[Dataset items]
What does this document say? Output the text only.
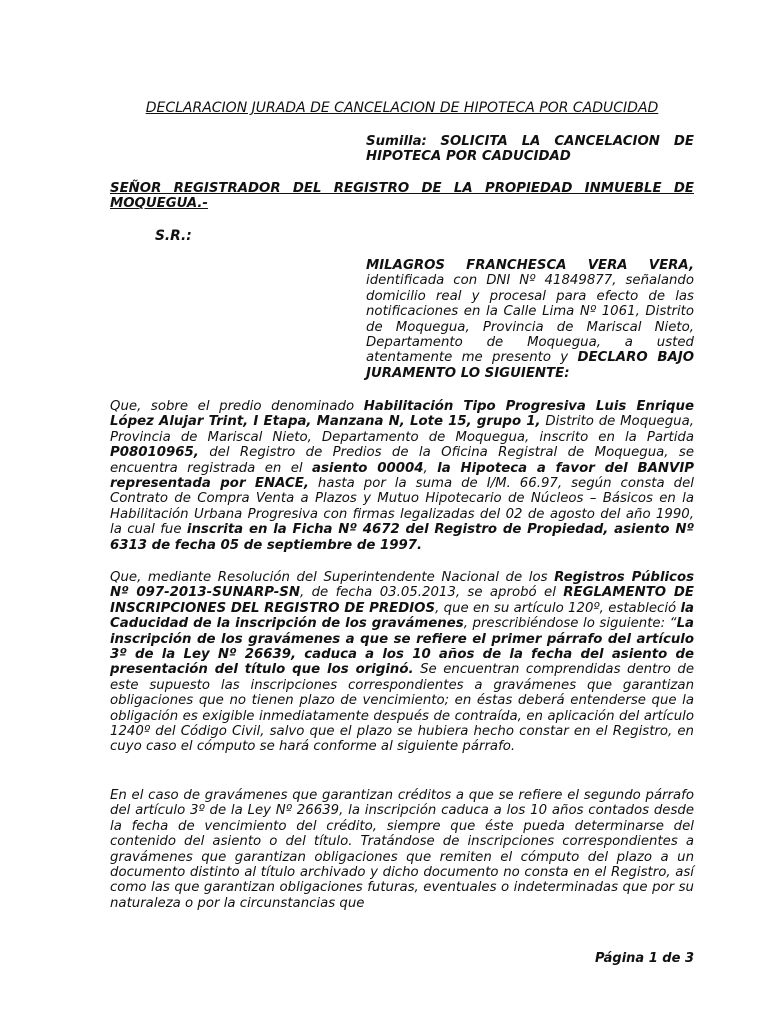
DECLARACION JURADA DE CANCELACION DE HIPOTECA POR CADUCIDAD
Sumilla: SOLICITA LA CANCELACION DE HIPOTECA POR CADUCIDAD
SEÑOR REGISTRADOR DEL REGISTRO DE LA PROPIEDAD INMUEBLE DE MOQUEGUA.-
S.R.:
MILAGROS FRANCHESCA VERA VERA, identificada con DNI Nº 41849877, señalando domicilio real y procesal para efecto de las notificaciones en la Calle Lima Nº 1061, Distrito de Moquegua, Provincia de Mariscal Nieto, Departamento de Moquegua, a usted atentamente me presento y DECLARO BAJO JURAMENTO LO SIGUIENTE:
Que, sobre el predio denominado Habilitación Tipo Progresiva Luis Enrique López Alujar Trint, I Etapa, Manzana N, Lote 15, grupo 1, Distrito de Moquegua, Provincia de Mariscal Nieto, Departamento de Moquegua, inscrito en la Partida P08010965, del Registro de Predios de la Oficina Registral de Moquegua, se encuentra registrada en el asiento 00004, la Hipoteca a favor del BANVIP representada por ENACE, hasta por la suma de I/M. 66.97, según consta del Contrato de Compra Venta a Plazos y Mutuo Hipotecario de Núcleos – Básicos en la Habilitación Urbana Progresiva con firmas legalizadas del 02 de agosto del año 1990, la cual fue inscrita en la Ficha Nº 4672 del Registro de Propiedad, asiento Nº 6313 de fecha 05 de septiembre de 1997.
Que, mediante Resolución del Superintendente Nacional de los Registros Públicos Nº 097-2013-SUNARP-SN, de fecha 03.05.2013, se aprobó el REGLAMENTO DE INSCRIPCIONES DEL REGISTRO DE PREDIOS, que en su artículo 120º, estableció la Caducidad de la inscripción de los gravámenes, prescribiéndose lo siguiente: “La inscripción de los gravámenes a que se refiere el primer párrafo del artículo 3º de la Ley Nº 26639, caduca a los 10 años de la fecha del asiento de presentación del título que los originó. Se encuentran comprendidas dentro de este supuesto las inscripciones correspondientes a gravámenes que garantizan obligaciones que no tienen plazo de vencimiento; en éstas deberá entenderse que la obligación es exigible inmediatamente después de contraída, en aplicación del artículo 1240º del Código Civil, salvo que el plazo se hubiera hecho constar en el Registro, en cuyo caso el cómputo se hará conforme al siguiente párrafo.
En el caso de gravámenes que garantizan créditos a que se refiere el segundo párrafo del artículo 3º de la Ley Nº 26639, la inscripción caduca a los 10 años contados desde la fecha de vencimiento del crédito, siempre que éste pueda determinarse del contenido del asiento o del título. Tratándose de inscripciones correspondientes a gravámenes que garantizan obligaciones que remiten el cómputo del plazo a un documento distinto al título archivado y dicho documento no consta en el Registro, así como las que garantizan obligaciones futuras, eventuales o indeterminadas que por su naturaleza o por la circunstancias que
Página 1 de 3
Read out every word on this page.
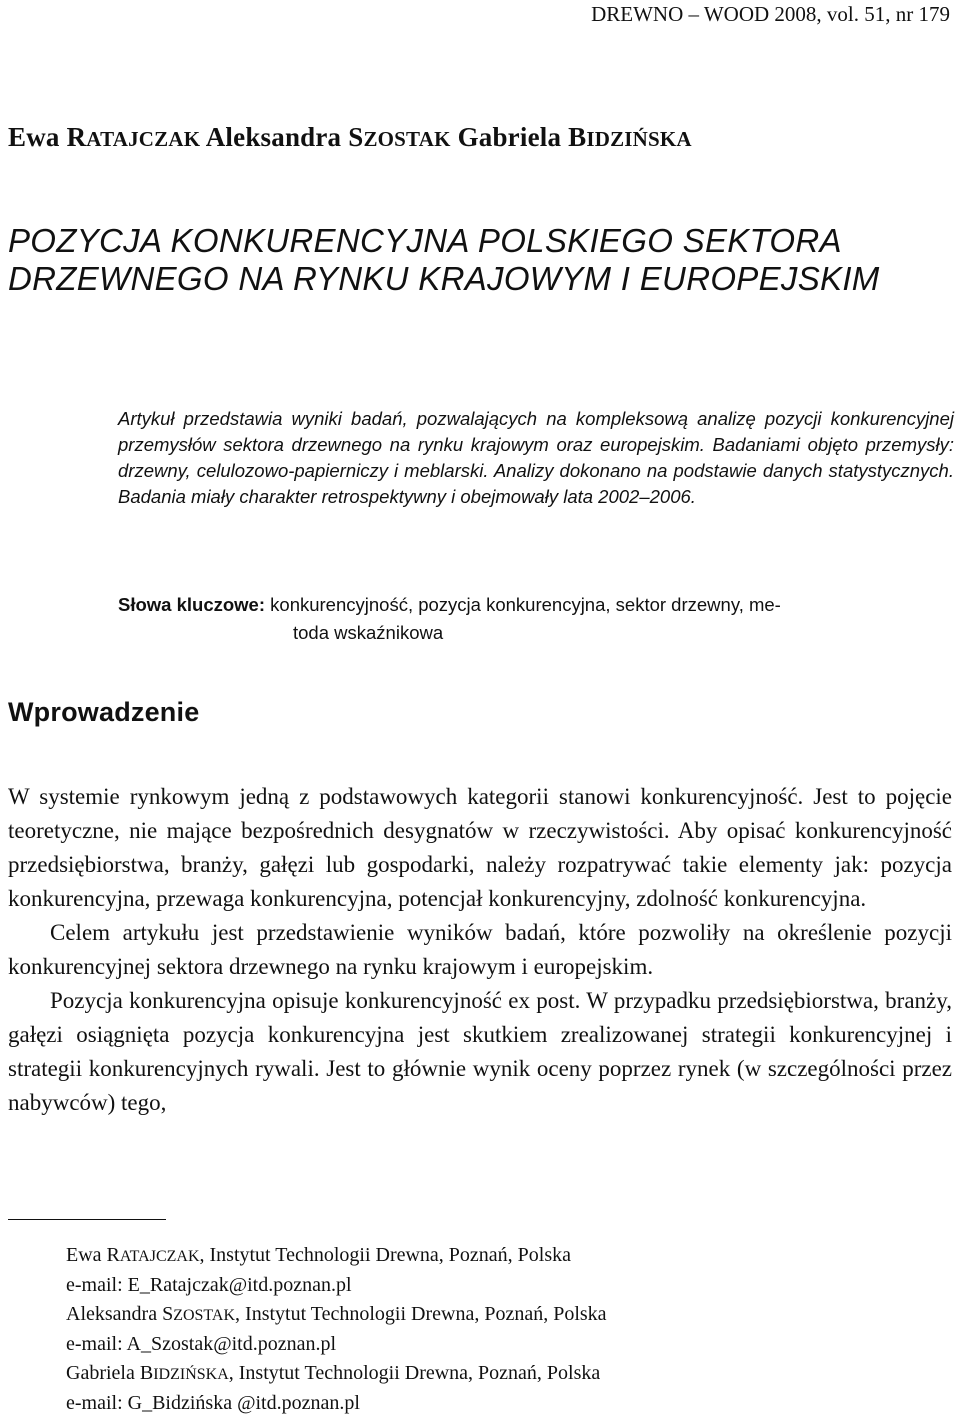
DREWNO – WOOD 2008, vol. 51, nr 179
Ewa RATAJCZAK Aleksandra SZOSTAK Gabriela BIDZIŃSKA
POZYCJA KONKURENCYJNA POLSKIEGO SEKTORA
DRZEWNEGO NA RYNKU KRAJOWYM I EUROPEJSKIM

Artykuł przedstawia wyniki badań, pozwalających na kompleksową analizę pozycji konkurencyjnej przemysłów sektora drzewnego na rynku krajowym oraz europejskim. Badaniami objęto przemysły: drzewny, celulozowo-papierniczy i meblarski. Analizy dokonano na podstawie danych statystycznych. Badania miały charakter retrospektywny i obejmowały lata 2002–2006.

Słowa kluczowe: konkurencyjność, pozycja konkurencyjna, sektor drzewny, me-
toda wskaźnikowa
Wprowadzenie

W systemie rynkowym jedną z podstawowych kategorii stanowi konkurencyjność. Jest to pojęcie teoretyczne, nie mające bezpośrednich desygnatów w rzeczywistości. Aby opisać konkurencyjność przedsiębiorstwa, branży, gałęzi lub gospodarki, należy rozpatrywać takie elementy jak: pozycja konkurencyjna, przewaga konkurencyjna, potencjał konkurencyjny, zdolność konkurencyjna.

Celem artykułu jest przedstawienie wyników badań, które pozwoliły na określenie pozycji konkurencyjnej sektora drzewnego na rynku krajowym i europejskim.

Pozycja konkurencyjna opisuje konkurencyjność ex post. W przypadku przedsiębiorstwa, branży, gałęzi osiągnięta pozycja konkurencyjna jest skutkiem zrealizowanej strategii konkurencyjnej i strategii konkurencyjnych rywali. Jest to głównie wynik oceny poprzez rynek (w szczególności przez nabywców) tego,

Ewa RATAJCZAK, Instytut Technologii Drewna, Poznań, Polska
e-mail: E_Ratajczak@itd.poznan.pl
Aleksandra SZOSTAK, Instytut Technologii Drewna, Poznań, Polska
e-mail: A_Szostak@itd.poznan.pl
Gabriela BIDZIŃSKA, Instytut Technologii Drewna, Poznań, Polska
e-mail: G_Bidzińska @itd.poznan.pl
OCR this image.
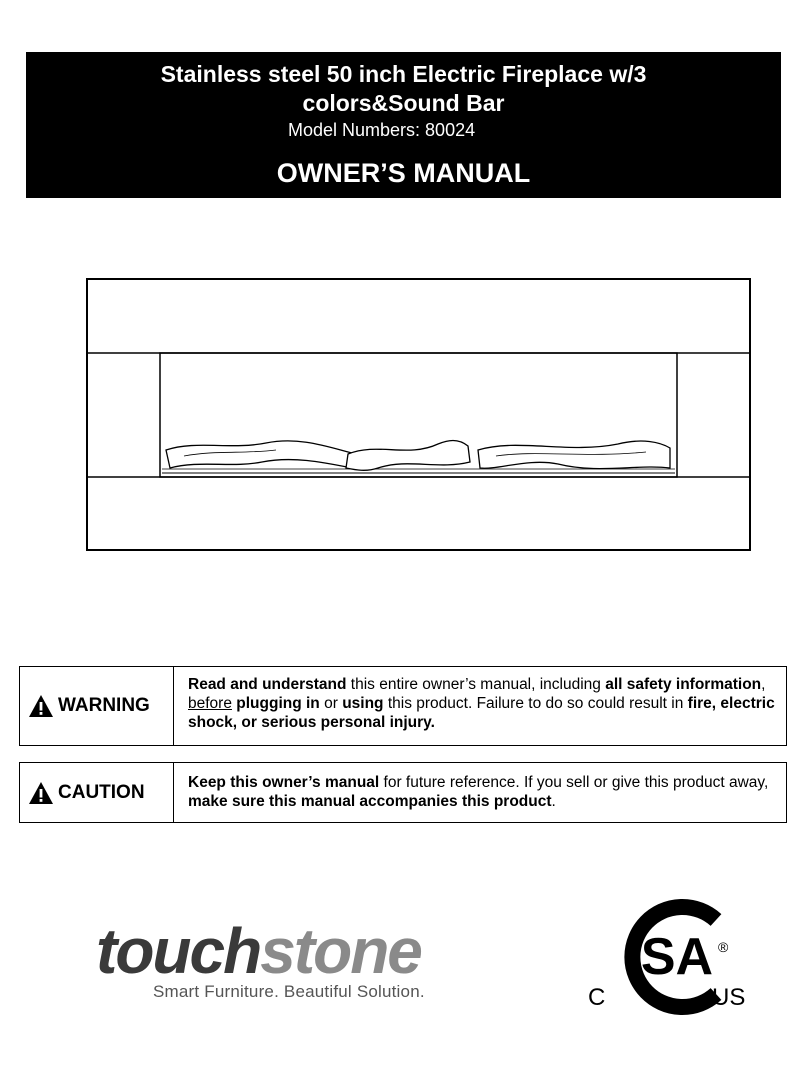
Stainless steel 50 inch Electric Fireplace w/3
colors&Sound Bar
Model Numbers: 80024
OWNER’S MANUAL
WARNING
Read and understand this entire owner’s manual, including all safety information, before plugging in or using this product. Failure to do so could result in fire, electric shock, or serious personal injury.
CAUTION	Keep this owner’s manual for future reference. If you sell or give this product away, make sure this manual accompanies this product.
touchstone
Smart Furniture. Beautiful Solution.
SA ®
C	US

| Stated problem |
Select from the material above each line in which the string "Poznań" appears, and list those lines.

| Full solution |
Ewa RATAJCZAK, Instytut Technologii Drewna, Poznań, Polska
Aleksandra SZOSTAK, Instytut Technologii Drewna, Poznań, Polska
Gabriela BIDZIŃSKA, Instytut Technologii Drewna, Poznań, Polska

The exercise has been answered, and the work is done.